▶ Instrucción 1
Según el texto sobre Copérnico y los astrónomos griegos, ¿en qué siglo sugirió Aristarco de Samos que el Sol ocupaba el centro del sistema?

▶ Texto de lectura
---
Mientras que algunos hablan de Copérnico como del «Padre de la Astronomía Moderna», otros lo ven más como a un investigador y reconstructor de antiguas ideas. Lo cierto es que estudió concienzudamente los escritos de los astrónomos griegos que precedieron a Ptolomeo, como Hiparco y Aristarco de Samos. Éste último sugería, ya en el siglo III a.C, que los movimientos de los cuerpos celestes se podían explicar mejor si el Sol, y no la Tierra, ocupaba el centro del sistema. De hecho, 2000 años antes de Copérnico, los astrónomos griegos hicieron una lista de los planetas en su orden correcto desde el Sol, reconociendo así que el Sol, y no la Tierra, era el punto focal del sistema solar.
El concepto heliocéntrico sólo fue redescubierto por Copérnico, y lo interesante del caso es que los astrónomos sabían más en el 500 a.C. que en el 500 o 1500 d.C.
Lo cierto es que, en la actualidad, los expertos tienen un hueso duro de roer a la hora de explicar por qué, primero los griegos y luego los romanos, daban por hecho que la Tierra era plana, y que se elevaba por encima de una capa de aguas turbias bajo las cuales estaba el Hades o «Infierno», cuando algunas de las evidencias dejadas por los astrónomos griegos de los primeros tiempos indican que ya sabían que no era así.
Hiparco, que vivió en Asia Menor en el siglo II a.C, trató del «desplazamiento del signo en el solsticio y el equinoccio», un fenómeno llamado ahora precesión de los equinoccios. Pero este fenómeno sólo se puede explicar en términos de una «astronomía esférica», donde la Tierra está rodeada por otros cuerpos celestes como una esfera dentro de un universo esférico.
Entonces, ¿sabía Hiparco que la Tierra era un globo, e hizo sus cálculos en términos de una astronomía esférica? Pero aún hay otra pregunta igualmente importante. El fenómeno de la precesión se podía observar al relacionar la llegada de la primavera con la posición del Sol (visto desde la Tierra) en una constelación zodiacal dada. Pero el cambio de una casa zodiacal a otra requiere 2.160 años Ciertamente, Hiparco no podía haber vivido lo suficiente como para hacer esa observación astronómica. Así pues, ¿de dónde obtuvo esa información?
Eudoxo de Cnido, otro matemático y astrónomo griego que vivió en Asia Menor dos siglos antes que Hiparco, diseñó una esfera celeste, una copia de la cual fue erigida en Roma junto con la estatua de Atlas aguantando el mundo. Los dibujos de la esfera representaban las constelaciones zodiacales. Pero, si Eudoxo concibió los cielos como una esfera, ¿dónde estaba la Tierra con relación a los cielos?¿Acaso pensaba que el globo celeste descansaba sobre una Tierra plana -una disposición de lo más torpe-, o es que sabía que la Tierra era esférica y pensaba que estaba rodeada por la esfera celeste?
---
▶ Extracto de datos
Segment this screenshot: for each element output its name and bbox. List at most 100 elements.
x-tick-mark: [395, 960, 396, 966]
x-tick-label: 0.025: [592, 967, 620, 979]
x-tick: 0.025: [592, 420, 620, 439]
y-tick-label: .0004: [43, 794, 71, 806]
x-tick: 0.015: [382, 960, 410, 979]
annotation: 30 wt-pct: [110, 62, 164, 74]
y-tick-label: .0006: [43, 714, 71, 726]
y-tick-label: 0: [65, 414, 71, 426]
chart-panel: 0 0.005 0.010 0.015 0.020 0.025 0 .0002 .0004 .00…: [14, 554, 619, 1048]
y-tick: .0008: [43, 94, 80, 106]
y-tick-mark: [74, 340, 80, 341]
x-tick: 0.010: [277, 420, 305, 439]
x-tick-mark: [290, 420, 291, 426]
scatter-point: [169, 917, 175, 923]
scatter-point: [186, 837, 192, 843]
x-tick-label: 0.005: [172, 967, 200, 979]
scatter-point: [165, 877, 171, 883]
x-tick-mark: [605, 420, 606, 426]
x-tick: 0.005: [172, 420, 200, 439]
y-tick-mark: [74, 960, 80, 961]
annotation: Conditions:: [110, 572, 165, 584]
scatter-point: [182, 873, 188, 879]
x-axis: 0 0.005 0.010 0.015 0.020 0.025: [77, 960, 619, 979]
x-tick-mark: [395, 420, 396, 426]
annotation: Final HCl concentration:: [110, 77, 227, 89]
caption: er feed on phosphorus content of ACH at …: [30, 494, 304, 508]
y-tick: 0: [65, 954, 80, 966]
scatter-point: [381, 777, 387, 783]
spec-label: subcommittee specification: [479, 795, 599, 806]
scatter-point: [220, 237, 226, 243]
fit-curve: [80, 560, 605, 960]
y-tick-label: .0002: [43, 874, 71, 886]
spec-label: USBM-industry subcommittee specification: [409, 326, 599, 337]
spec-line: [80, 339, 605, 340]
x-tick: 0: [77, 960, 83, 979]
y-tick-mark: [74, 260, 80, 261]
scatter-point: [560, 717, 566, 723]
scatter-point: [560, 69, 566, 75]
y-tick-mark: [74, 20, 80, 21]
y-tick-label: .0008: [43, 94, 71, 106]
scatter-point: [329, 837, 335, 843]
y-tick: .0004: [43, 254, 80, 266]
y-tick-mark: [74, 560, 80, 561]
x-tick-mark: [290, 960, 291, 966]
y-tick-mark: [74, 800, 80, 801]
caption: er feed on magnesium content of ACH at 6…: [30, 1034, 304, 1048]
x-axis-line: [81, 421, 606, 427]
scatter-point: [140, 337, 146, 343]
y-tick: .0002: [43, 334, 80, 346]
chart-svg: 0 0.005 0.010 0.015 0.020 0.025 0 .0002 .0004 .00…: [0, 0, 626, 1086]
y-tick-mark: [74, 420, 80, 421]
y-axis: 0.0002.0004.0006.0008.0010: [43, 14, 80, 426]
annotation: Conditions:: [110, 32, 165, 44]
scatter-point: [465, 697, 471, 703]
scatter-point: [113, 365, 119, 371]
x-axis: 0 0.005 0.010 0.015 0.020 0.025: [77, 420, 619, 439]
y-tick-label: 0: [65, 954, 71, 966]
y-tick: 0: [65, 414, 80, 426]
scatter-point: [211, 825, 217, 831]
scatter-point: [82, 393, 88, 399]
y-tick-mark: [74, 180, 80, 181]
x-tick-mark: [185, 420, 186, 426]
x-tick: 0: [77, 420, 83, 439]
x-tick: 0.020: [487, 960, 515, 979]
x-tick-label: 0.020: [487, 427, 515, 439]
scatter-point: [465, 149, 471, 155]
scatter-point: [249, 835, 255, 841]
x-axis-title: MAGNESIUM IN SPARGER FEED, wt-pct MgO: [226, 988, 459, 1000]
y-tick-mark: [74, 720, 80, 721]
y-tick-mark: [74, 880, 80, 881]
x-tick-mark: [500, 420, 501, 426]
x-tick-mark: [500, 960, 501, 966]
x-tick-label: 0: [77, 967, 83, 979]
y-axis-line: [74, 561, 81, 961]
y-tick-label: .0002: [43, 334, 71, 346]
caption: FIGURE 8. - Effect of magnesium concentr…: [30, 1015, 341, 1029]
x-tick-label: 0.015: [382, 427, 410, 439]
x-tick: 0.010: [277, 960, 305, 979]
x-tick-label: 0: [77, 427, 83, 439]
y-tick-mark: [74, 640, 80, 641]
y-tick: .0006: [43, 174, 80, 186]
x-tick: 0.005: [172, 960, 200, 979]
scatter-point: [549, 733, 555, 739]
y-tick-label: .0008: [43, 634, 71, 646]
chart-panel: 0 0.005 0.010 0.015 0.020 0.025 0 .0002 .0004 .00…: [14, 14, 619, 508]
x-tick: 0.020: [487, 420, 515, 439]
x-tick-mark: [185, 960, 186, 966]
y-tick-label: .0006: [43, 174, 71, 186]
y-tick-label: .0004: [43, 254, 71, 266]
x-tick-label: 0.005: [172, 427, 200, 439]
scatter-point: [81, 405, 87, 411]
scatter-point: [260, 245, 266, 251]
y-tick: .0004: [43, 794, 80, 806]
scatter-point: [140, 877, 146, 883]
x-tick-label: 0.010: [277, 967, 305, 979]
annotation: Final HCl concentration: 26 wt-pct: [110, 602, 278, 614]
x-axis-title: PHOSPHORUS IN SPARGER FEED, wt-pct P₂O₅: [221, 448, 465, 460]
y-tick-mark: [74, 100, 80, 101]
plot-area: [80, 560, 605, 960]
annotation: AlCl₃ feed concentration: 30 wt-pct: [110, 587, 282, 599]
---
▶ Instrucción 2
Reescribe los registros desde su comienzo hasta la línea que contiene "x-axis-line: [81, 421, 606, 427]", ambas incluidas, sustituyendo "scatter-point" por "data-point" y dejando todo lo demás igual. Entrega solo esas líneas.

▶ Respuesta correcta 1
En el siglo III a.C.

▶ Respuesta correcta 2
Segment this screenshot: for each element output its name and bbox. List at most 100 elements.
x-tick-mark: [395, 960, 396, 966]
x-tick-label: 0.025: [592, 967, 620, 979]
x-tick: 0.025: [592, 420, 620, 439]
y-tick-label: .0004: [43, 794, 71, 806]
x-tick: 0.015: [382, 960, 410, 979]
annotation: 30 wt-pct: [110, 62, 164, 74]
y-tick-label: .0006: [43, 714, 71, 726]
y-tick-label: 0: [65, 414, 71, 426]
chart-panel: 0 0.005 0.010 0.015 0.020 0.025 0 .0002 .0004 .00…: [14, 554, 619, 1048]
y-tick: .0008: [43, 94, 80, 106]
y-tick-mark: [74, 340, 80, 341]
x-tick: 0.010: [277, 420, 305, 439]
x-tick-mark: [290, 420, 291, 426]
data-point: [169, 917, 175, 923]
data-point: [186, 837, 192, 843]
x-tick-label: 0.005: [172, 967, 200, 979]
data-point: [165, 877, 171, 883]
x-tick-mark: [605, 420, 606, 426]
x-tick: 0.005: [172, 420, 200, 439]
y-tick-mark: [74, 960, 80, 961]
annotation: Conditions:: [110, 572, 165, 584]
data-point: [182, 873, 188, 879]
x-axis: 0 0.005 0.010 0.015 0.020 0.025: [77, 960, 619, 979]
x-tick-mark: [395, 420, 396, 426]
annotation: Final HCl concentration:: [110, 77, 227, 89]
caption: er feed on phosphorus content of ACH at …: [30, 494, 304, 508]
y-tick: 0: [65, 954, 80, 966]
data-point: [381, 777, 387, 783]
spec-label: subcommittee specification: [479, 795, 599, 806]
data-point: [220, 237, 226, 243]
fit-curve: [80, 560, 605, 960]
y-tick-label: .0002: [43, 874, 71, 886]
spec-label: USBM-industry subcommittee specification: [409, 326, 599, 337]
spec-line: [80, 339, 605, 340]
x-tick: 0: [77, 960, 83, 979]
y-tick-mark: [74, 260, 80, 261]
data-point: [560, 717, 566, 723]
data-point: [560, 69, 566, 75]
y-tick-mark: [74, 20, 80, 21]
y-tick-label: .0008: [43, 94, 71, 106]
data-point: [329, 837, 335, 843]
y-tick: .0004: [43, 254, 80, 266]
y-tick-mark: [74, 560, 80, 561]
x-tick-mark: [290, 960, 291, 966]
y-tick-mark: [74, 800, 80, 801]
caption: er feed on magnesium content of ACH at 6…: [30, 1034, 304, 1048]
x-axis-line: [81, 421, 606, 427]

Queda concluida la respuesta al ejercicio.